### Description of the task
Set down the full listing exactly as given. Any pictures are to be left out.

### Data shown
● ● ●

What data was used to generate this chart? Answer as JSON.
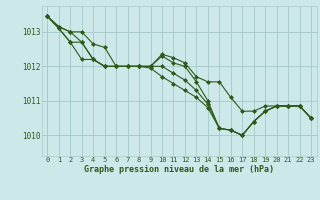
{
  "background_color": "#cce8e8",
  "grid_color": "#aacccc",
  "line_color": "#2d5a1b",
  "marker_color": "#2d5a1b",
  "title": "Graphe pression niveau de la mer (hPa)",
  "xlim": [
    -0.5,
    23.5
  ],
  "ylim": [
    1009.4,
    1013.75
  ],
  "yticks": [
    1010,
    1011,
    1012,
    1013
  ],
  "xticks": [
    0,
    1,
    2,
    3,
    4,
    5,
    6,
    7,
    8,
    9,
    10,
    11,
    12,
    13,
    14,
    15,
    16,
    17,
    18,
    19,
    20,
    21,
    22,
    23
  ],
  "series": [
    [
      1013.45,
      1013.15,
      1013.0,
      1013.0,
      1012.65,
      1012.55,
      1012.0,
      1012.0,
      1012.0,
      1012.0,
      1012.3,
      1012.1,
      1012.0,
      1011.55,
      1011.0,
      1010.2,
      1010.15,
      1010.0,
      1010.4,
      1010.7,
      1010.85,
      1010.85,
      1010.85,
      1010.5
    ],
    [
      1013.45,
      1013.15,
      1013.0,
      1012.7,
      1012.2,
      1012.0,
      1012.0,
      1012.0,
      1012.0,
      1012.0,
      1012.0,
      1011.8,
      1011.6,
      1011.3,
      1010.9,
      1010.2,
      1010.15,
      1010.0,
      1010.4,
      1010.7,
      1010.85,
      1010.85,
      1010.85,
      1010.5
    ],
    [
      1013.45,
      1013.1,
      1012.7,
      1012.2,
      1012.2,
      1012.0,
      1012.0,
      1012.0,
      1012.0,
      1011.95,
      1011.7,
      1011.5,
      1011.3,
      1011.1,
      1010.8,
      1010.2,
      1010.15,
      1010.0,
      1010.4,
      1010.7,
      1010.85,
      1010.85,
      1010.85,
      1010.5
    ],
    [
      1013.45,
      1013.1,
      1012.7,
      1012.7,
      1012.2,
      1012.0,
      1012.0,
      1012.0,
      1012.0,
      1012.0,
      1012.35,
      1012.25,
      1012.1,
      1011.7,
      1011.55,
      1011.55,
      1011.1,
      1010.7,
      1010.7,
      1010.85,
      1010.85,
      1010.85,
      1010.85,
      1010.5
    ]
  ]
}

● ● ●

### The result
What data was used to generate this chart? Answer as JSON.
{
  "background_color": "#cce8e8",
  "grid_color": "#aacccc",
  "line_color": "#2d5a1b",
  "marker_color": "#2d5a1b",
  "title": "Graphe pression niveau de la mer (hPa)",
  "xlim": [
    -0.5,
    23.5
  ],
  "ylim": [
    1009.4,
    1013.75
  ],
  "yticks": [
    1010,
    1011,
    1012,
    1013
  ],
  "xticks": [
    0,
    1,
    2,
    3,
    4,
    5,
    6,
    7,
    8,
    9,
    10,
    11,
    12,
    13,
    14,
    15,
    16,
    17,
    18,
    19,
    20,
    21,
    22,
    23
  ],
  "series": [
    [
      1013.45,
      1013.15,
      1013.0,
      1013.0,
      1012.65,
      1012.55,
      1012.0,
      1012.0,
      1012.0,
      1012.0,
      1012.3,
      1012.1,
      1012.0,
      1011.55,
      1011.0,
      1010.2,
      1010.15,
      1010.0,
      1010.4,
      1010.7,
      1010.85,
      1010.85,
      1010.85,
      1010.5
    ],
    [
      1013.45,
      1013.15,
      1013.0,
      1012.7,
      1012.2,
      1012.0,
      1012.0,
      1012.0,
      1012.0,
      1012.0,
      1012.0,
      1011.8,
      1011.6,
      1011.3,
      1010.9,
      1010.2,
      1010.15,
      1010.0,
      1010.4,
      1010.7,
      1010.85,
      1010.85,
      1010.85,
      1010.5
    ],
    [
      1013.45,
      1013.1,
      1012.7,
      1012.2,
      1012.2,
      1012.0,
      1012.0,
      1012.0,
      1012.0,
      1011.95,
      1011.7,
      1011.5,
      1011.3,
      1011.1,
      1010.8,
      1010.2,
      1010.15,
      1010.0,
      1010.4,
      1010.7,
      1010.85,
      1010.85,
      1010.85,
      1010.5
    ],
    [
      1013.45,
      1013.1,
      1012.7,
      1012.7,
      1012.2,
      1012.0,
      1012.0,
      1012.0,
      1012.0,
      1012.0,
      1012.35,
      1012.25,
      1012.1,
      1011.7,
      1011.55,
      1011.55,
      1011.1,
      1010.7,
      1010.7,
      1010.85,
      1010.85,
      1010.85,
      1010.85,
      1010.5
    ]
  ]
}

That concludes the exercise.